Extracted records
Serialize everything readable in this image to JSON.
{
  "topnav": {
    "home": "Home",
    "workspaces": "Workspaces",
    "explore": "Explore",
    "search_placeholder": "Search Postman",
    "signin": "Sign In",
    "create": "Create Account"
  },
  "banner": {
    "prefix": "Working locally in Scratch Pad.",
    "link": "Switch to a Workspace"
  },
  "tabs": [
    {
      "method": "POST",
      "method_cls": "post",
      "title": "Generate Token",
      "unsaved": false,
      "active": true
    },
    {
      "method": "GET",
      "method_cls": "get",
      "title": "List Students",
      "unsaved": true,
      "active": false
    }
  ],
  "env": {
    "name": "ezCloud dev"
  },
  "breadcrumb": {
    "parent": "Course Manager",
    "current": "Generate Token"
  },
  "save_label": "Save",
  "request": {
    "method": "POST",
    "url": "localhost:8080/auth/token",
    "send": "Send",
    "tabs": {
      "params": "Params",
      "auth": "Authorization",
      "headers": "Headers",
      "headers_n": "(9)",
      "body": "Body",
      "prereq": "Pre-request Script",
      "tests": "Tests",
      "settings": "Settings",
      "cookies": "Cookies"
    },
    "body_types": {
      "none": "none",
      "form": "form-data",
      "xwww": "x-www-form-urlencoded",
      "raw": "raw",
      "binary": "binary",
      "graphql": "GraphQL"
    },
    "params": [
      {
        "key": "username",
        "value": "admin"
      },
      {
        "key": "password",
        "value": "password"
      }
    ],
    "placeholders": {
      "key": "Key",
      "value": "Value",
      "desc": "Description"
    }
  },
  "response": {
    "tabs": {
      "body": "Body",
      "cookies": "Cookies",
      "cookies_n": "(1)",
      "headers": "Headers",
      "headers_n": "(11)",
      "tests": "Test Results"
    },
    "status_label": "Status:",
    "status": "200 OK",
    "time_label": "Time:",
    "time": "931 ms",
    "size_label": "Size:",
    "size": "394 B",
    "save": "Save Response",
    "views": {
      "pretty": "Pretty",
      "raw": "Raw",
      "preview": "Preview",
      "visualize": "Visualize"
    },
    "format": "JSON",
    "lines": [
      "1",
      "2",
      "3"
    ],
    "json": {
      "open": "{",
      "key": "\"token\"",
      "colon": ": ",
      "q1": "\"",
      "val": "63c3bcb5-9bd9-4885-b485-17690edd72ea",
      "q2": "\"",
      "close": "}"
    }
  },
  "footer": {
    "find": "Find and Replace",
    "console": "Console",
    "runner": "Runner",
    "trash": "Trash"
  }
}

**Task details:**
Print the records above in full, exactly.

**Expected output:**
Serialize everything readable in this image to JSON.
{
  "topnav": {
    "home": "Home",
    "workspaces": "Workspaces",
    "explore": "Explore",
    "search_placeholder": "Search Postman",
    "signin": "Sign In",
    "create": "Create Account"
  },
  "banner": {
    "prefix": "Working locally in Scratch Pad.",
    "link": "Switch to a Workspace"
  },
  "tabs": [
    {
      "method": "POST",
      "method_cls": "post",
      "title": "Generate Token",
      "unsaved": false,
      "active": true
    },
    {
      "method": "GET",
      "method_cls": "get",
      "title": "List Students",
      "unsaved": true,
      "active": false
    }
  ],
  "env": {
    "name": "ezCloud dev"
  },
  "breadcrumb": {
    "parent": "Course Manager",
    "current": "Generate Token"
  },
  "save_label": "Save",
  "request": {
    "method": "POST",
    "url": "localhost:8080/auth/token",
    "send": "Send",
    "tabs": {
      "params": "Params",
      "auth": "Authorization",
      "headers": "Headers",
      "headers_n": "(9)",
      "body": "Body",
      "prereq": "Pre-request Script",
      "tests": "Tests",
      "settings": "Settings",
      "cookies": "Cookies"
    },
    "body_types": {
      "none": "none",
      "form": "form-data",
      "xwww": "x-www-form-urlencoded",
      "raw": "raw",
      "binary": "binary",
      "graphql": "GraphQL"
    },
    "params": [
      {
        "key": "username",
        "value": "admin"
      },
      {
        "key": "password",
        "value": "password"
      }
    ],
    "placeholders": {
      "key": "Key",
      "value": "Value",
      "desc": "Description"
    }
  },
  "response": {
    "tabs": {
      "body": "Body",
      "cookies": "Cookies",
      "cookies_n": "(1)",
      "headers": "Headers",
      "headers_n": "(11)",
      "tests": "Test Results"
    },
    "status_label": "Status:",
    "status": "200 OK",
    "time_label": "Time:",
    "time": "931 ms",
    "size_label": "Size:",
    "size": "394 B",
    "save": "Save Response",
    "views": {
      "pretty": "Pretty",
      "raw": "Raw",
      "preview": "Preview",
      "visualize": "Visualize"
    },
    "format": "JSON",
    "lines": [
      "1",
      "2",
      "3"
    ],
    "json": {
      "open": "{",
      "key": "\"token\"",
      "colon": ": ",
      "q1": "\"",
      "val": "63c3bcb5-9bd9-4885-b485-17690edd72ea",
      "q2": "\"",
      "close": "}"
    }
  },
  "footer": {
    "find": "Find and Replace",
    "console": "Console",
    "runner": "Runner",
    "trash": "Trash"
  }
}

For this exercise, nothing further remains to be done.